**GOAL:**
Write out each line of the material again, word for word.

**DATA FOR PROCESSING:**
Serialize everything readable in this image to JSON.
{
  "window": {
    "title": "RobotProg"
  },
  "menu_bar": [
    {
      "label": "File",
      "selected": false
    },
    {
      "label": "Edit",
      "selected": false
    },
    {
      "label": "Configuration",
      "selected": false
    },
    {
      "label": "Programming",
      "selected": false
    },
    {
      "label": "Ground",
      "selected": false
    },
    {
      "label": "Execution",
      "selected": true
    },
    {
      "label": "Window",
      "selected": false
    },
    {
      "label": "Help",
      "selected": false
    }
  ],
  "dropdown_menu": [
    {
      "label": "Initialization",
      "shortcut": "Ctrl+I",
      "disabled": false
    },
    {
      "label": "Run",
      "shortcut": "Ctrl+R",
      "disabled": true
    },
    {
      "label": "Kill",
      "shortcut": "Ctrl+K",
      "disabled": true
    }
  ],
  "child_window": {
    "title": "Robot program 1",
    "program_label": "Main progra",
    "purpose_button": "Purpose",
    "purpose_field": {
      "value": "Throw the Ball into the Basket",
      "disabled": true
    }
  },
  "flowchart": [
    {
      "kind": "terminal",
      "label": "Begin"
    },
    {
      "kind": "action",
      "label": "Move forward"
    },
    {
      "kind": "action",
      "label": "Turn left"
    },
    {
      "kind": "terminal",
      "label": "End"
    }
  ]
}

**SOLUTION:**
Serialize everything readable in this image to JSON.
{
  "window": {
    "title": "RobotProg"
  },
  "menu_bar": [
    {
      "label": "File",
      "selected": false
    },
    {
      "label": "Edit",
      "selected": false
    },
    {
      "label": "Configuration",
      "selected": false
    },
    {
      "label": "Programming",
      "selected": false
    },
    {
      "label": "Ground",
      "selected": false
    },
    {
      "label": "Execution",
      "selected": true
    },
    {
      "label": "Window",
      "selected": false
    },
    {
      "label": "Help",
      "selected": false
    }
  ],
  "dropdown_menu": [
    {
      "label": "Initialization",
      "shortcut": "Ctrl+I",
      "disabled": false
    },
    {
      "label": "Run",
      "shortcut": "Ctrl+R",
      "disabled": true
    },
    {
      "label": "Kill",
      "shortcut": "Ctrl+K",
      "disabled": true
    }
  ],
  "child_window": {
    "title": "Robot program 1",
    "program_label": "Main progra",
    "purpose_button": "Purpose",
    "purpose_field": {
      "value": "Throw the Ball into the Basket",
      "disabled": true
    }
  },
  "flowchart": [
    {
      "kind": "terminal",
      "label": "Begin"
    },
    {
      "kind": "action",
      "label": "Move forward"
    },
    {
      "kind": "action",
      "label": "Turn left"
    },
    {
      "kind": "terminal",
      "label": "End"
    }
  ]
}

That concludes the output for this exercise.